> Requirements
All entries are to be quoted exactly; the images stay out of the copy.

** Begin Material for this exercise **

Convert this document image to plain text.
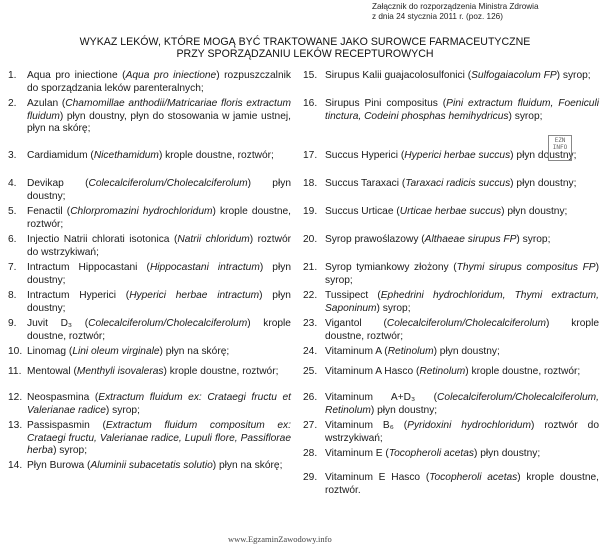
Załącznik do rozporządzenia Ministra Zdrowia
z dnia 24 stycznia 2011 r. (poz. 126)
WYKAZ LEKÓW, KTÓRE MOGĄ BYĆ TRAKTOWANE JAKO SUROWCE FARMACEUTYCZNE
PRZY SPORZĄDZANIU LEKÓW RECEPTUROWYCH
1.	Aqua pro iniectione (Aqua pro iniectione) rozpuszczalnik do sporządzania leków parenteralnych;
2.	Azulan (Chamomillae anthodii/Matricariae floris extractum fluidum) płyn doustny, płyn do stosowania w jamie ustnej, płyn na skórę;
3.	Cardiamidum (Nicethamidum) krople doustne, roztwór;
4.	Devikap (Colecalciferolum/Cholecalciferolum) płyn doustny;
5.	Fenactil (Chlorpromazini hydrochloridum) krople doustne, roztwór;
6.	Injectio Natrii chlorati isotonica (Natrii chloridum) roztwór do wstrzykiwań;
7.	Intractum Hippocastani (Hippocastani intractum) płyn doustny;
8.	Intractum Hyperici (Hyperici herbae intractum) płyn doustny;
9.	Juvit D₃ (Colecalciferolum/Cholecalciferolum) krople doustne, roztwór;
10. Linomag (Lini oleum virginale) płyn na skórę;
11. Mentowal (Menthyli isovaleras) krople doustne, roztwór;
12. Neospasmina (Extractum fluidum ex: Crataegi fructu et Valerianae radice) syrop;
13. Passispasmin (Extractum fluidum compositum ex: Crataegi fructu, Valerianae radice, Lupuli flore, Passiflorae herba) syrop;
14. Płyn Burowa (Aluminii subacetatis solutio) płyn na skórę;
15. Sirupus Kalii guajacolosulfonici (Sulfogaiacolum FP) syrop;
16. Sirupus Pini compositus (Pini extractum fluidum, Foeniculi tinctura, Codeini phosphas hemihydricus) syrop;
17. Succus Hyperici (Hyperici herbae succus) płyn doustny;
18. Succus Taraxaci (Taraxaci radicis succus) płyn doustny;
19. Succus Urticae (Urticae herbae succus) płyn doustny;
20. Syrop prawoślazowy (Althaeae sirupus FP) syrop;
21. Syrop tymiankowy złożony (Thymi sirupus compositus FP) syrop;
22. Tussipect (Ephedrini hydrochloridum, Thymi extractum, Saponinum) syrop;
23. Vigantol (Colecalciferolum/Cholecalciferolum) krople doustne, roztwór;
24. Vitaminum A (Retinolum) płyn doustny;
25. Vitaminum A Hasco (Retinolum) krople doustne, roztwór;
26. Vitaminum A+D₃ (Colecalciferolum/Cholecalciferolum, Retinolum) płyn doustny;
27. Vitaminum B₆ (Pyridoxini hydrochloridum) roztwór do wstrzykiwań;
28. Vitaminum E (Tocopheroli acetas) płyn doustny;
29. Vitaminum E Hasco (Tocopheroli acetas) krople doustne, roztwór.
EZN INFO
www.EgzaminZawodowy.info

** End Material for this exercise **

> Exercise response
Convert this document image to plain text.
Załącznik do rozporządzenia Ministra Zdrowia
z dnia 24 stycznia 2011 r. (poz. 126)
WYKAZ LEKÓW, KTÓRE MOGĄ BYĆ TRAKTOWANE JAKO SUROWCE FARMACEUTYCZNE
PRZY SPORZĄDZANIU LEKÓW RECEPTUROWYCH
1.	Aqua pro iniectione (Aqua pro iniectione) rozpuszczalnik do sporządzania leków parenteralnych;
2.	Azulan (Chamomillae anthodii/Matricariae floris extractum fluidum) płyn doustny, płyn do stosowania w jamie ustnej, płyn na skórę;
3.	Cardiamidum (Nicethamidum) krople doustne, roztwór;
4.	Devikap (Colecalciferolum/Cholecalciferolum) płyn doustny;
5.	Fenactil (Chlorpromazini hydrochloridum) krople doustne, roztwór;
6.	Injectio Natrii chlorati isotonica (Natrii chloridum) roztwór do wstrzykiwań;
7.	Intractum Hippocastani (Hippocastani intractum) płyn doustny;
8.	Intractum Hyperici (Hyperici herbae intractum) płyn doustny;
9.	Juvit D₃ (Colecalciferolum/Cholecalciferolum) krople doustne, roztwór;
10. Linomag (Lini oleum virginale) płyn na skórę;
11. Mentowal (Menthyli isovaleras) krople doustne, roztwór;
12. Neospasmina (Extractum fluidum ex: Crataegi fructu et Valerianae radice) syrop;
13. Passispasmin (Extractum fluidum compositum ex: Crataegi fructu, Valerianae radice, Lupuli flore, Passiflorae herba) syrop;
14. Płyn Burowa (Aluminii subacetatis solutio) płyn na skórę;
15. Sirupus Kalii guajacolosulfonici (Sulfogaiacolum FP) syrop;
16. Sirupus Pini compositus (Pini extractum fluidum, Foeniculi tinctura, Codeini phosphas hemihydricus) syrop;
17. Succus Hyperici (Hyperici herbae succus) płyn doustny;
18. Succus Taraxaci (Taraxaci radicis succus) płyn doustny;
19. Succus Urticae (Urticae herbae succus) płyn doustny;
20. Syrop prawoślazowy (Althaeae sirupus FP) syrop;
21. Syrop tymiankowy złożony (Thymi sirupus compositus FP) syrop;
22. Tussipect (Ephedrini hydrochloridum, Thymi extractum, Saponinum) syrop;
23. Vigantol (Colecalciferolum/Cholecalciferolum) krople doustne, roztwór;
24. Vitaminum A (Retinolum) płyn doustny;
25. Vitaminum A Hasco (Retinolum) krople doustne, roztwór;
26. Vitaminum A+D₃ (Colecalciferolum/Cholecalciferolum, Retinolum) płyn doustny;
27. Vitaminum B₆ (Pyridoxini hydrochloridum) roztwór do wstrzykiwań;
28. Vitaminum E (Tocopheroli acetas) płyn doustny;
29. Vitaminum E Hasco (Tocopheroli acetas) krople doustne, roztwór.
EZN INFO
www.EgzaminZawodowy.info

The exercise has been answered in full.